Brief> Repeat the records in full and exactly, omitting pictures.

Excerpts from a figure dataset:
begin

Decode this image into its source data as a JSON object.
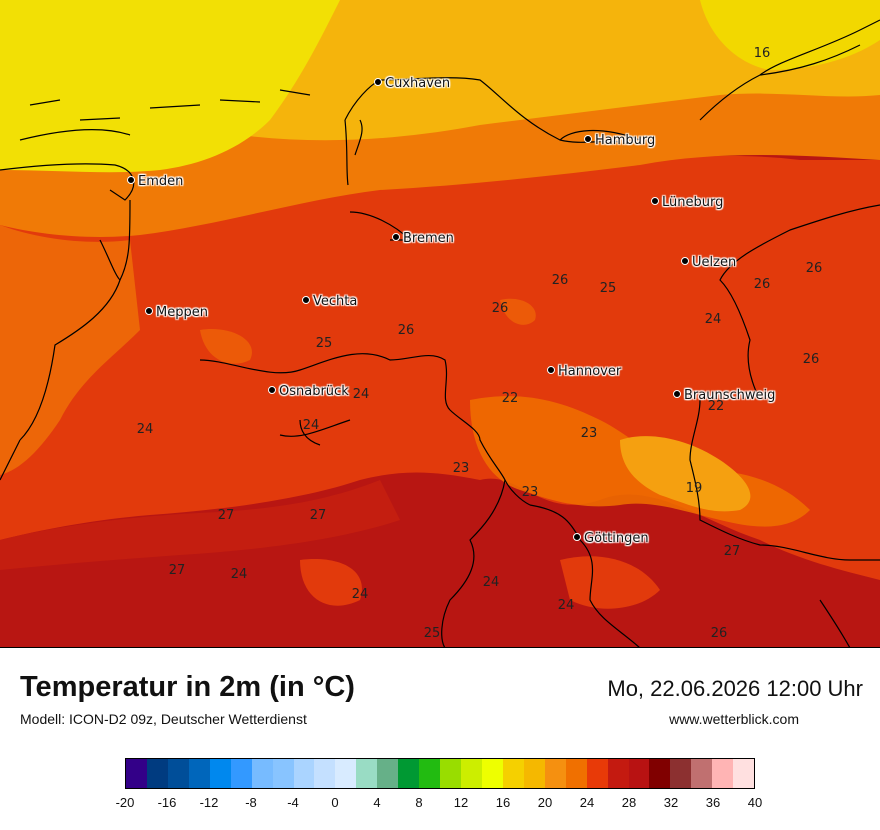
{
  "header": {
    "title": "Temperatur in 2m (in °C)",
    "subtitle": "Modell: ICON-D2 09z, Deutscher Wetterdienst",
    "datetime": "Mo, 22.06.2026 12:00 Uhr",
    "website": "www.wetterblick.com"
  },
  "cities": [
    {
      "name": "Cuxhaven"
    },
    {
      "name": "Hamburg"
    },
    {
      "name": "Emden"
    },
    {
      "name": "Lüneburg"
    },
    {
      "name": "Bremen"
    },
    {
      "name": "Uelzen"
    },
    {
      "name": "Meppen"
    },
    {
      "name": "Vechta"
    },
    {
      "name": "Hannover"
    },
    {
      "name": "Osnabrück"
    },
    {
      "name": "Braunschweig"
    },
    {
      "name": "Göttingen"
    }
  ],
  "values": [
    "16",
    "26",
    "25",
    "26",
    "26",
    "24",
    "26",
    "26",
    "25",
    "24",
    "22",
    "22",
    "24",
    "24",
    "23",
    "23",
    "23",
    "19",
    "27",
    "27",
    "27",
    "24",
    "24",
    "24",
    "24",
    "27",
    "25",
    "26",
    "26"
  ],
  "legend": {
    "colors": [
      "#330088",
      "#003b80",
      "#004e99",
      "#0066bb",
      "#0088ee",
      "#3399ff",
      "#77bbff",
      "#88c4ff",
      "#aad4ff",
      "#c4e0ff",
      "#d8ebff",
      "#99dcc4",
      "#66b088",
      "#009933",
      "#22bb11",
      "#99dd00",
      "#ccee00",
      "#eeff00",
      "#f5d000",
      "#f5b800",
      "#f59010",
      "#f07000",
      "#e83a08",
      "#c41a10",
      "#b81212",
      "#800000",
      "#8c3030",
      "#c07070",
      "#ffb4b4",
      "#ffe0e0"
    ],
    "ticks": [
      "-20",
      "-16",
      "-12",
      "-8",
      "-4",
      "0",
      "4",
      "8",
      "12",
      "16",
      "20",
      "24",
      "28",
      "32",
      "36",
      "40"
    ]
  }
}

end

Exercise output>
Decode this image into its source data as a JSON object.
{
  "header": {
    "title": "Temperatur in 2m (in °C)",
    "subtitle": "Modell: ICON-D2 09z, Deutscher Wetterdienst",
    "datetime": "Mo, 22.06.2026 12:00 Uhr",
    "website": "www.wetterblick.com"
  },
  "cities": [
    {
      "name": "Cuxhaven"
    },
    {
      "name": "Hamburg"
    },
    {
      "name": "Emden"
    },
    {
      "name": "Lüneburg"
    },
    {
      "name": "Bremen"
    },
    {
      "name": "Uelzen"
    },
    {
      "name": "Meppen"
    },
    {
      "name": "Vechta"
    },
    {
      "name": "Hannover"
    },
    {
      "name": "Osnabrück"
    },
    {
      "name": "Braunschweig"
    },
    {
      "name": "Göttingen"
    }
  ],
  "values": [
    "16",
    "26",
    "25",
    "26",
    "26",
    "24",
    "26",
    "26",
    "25",
    "24",
    "22",
    "22",
    "24",
    "24",
    "23",
    "23",
    "23",
    "19",
    "27",
    "27",
    "27",
    "24",
    "24",
    "24",
    "24",
    "27",
    "25",
    "26",
    "26"
  ],
  "legend": {
    "colors": [
      "#330088",
      "#003b80",
      "#004e99",
      "#0066bb",
      "#0088ee",
      "#3399ff",
      "#77bbff",
      "#88c4ff",
      "#aad4ff",
      "#c4e0ff",
      "#d8ebff",
      "#99dcc4",
      "#66b088",
      "#009933",
      "#22bb11",
      "#99dd00",
      "#ccee00",
      "#eeff00",
      "#f5d000",
      "#f5b800",
      "#f59010",
      "#f07000",
      "#e83a08",
      "#c41a10",
      "#b81212",
      "#800000",
      "#8c3030",
      "#c07070",
      "#ffb4b4",
      "#ffe0e0"
    ],
    "ticks": [
      "-20",
      "-16",
      "-12",
      "-8",
      "-4",
      "0",
      "4",
      "8",
      "12",
      "16",
      "20",
      "24",
      "28",
      "32",
      "36",
      "40"
    ]
  }
}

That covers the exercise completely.